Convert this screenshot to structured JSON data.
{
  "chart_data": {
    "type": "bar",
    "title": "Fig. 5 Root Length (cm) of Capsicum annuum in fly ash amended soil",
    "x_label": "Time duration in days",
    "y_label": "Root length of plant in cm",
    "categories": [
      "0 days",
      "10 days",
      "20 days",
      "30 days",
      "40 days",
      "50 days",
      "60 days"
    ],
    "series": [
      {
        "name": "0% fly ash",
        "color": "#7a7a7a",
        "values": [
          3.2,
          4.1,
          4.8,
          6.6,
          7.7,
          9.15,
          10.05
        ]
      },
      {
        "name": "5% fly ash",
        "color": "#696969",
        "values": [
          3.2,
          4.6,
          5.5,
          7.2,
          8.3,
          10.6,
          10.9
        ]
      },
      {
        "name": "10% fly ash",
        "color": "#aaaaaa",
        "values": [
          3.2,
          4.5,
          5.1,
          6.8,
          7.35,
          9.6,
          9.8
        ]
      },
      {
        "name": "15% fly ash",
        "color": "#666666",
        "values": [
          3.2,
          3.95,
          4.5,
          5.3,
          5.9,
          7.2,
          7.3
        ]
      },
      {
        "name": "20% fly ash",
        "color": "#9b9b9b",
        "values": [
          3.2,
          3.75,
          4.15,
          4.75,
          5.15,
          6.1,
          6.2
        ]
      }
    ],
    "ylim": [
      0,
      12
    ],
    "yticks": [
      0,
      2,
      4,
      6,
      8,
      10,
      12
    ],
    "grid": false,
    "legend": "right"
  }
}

══════

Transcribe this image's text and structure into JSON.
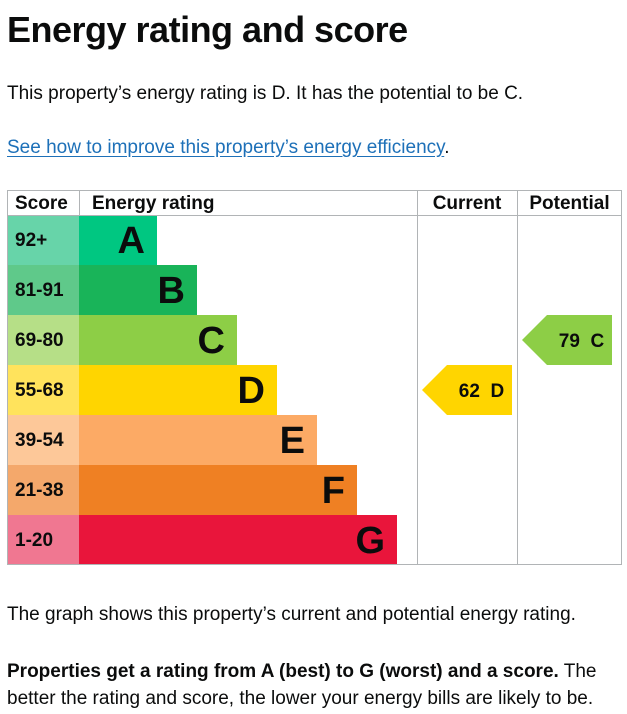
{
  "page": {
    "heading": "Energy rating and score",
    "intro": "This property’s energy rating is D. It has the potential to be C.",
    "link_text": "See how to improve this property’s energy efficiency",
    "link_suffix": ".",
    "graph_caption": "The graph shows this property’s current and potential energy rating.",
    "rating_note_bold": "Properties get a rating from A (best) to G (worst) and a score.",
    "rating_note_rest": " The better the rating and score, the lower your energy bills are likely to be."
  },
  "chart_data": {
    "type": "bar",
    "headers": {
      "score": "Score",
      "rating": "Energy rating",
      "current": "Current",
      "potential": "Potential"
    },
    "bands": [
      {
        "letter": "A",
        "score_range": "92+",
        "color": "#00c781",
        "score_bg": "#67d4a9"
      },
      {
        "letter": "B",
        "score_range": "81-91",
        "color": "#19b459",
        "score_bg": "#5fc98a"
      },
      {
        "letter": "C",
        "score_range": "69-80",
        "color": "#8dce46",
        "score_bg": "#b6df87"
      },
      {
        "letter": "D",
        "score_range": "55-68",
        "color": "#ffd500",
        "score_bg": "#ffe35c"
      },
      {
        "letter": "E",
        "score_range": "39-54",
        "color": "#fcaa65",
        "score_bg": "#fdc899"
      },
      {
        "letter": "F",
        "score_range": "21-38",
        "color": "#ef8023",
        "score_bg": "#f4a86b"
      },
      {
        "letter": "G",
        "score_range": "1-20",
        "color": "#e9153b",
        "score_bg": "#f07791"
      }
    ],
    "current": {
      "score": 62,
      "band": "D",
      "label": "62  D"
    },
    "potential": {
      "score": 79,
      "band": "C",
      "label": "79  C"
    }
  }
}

══════

▸ To do
Extract every line containing the string "rating" from the material.

▸ Exercise output
    "heading": "Energy rating and score",
    "intro": "This property’s energy rating is D. It has the potential to be C.",
    "graph_caption": "The graph shows this property’s current and potential energy rating.",
    "rating_note_bold": "Properties get a rating from A (best) to G (worst) and a score.",
    "rating_note_rest": " The better the rating and score, the lower your energy bills are likely to be."
      "rating": "Energy rating",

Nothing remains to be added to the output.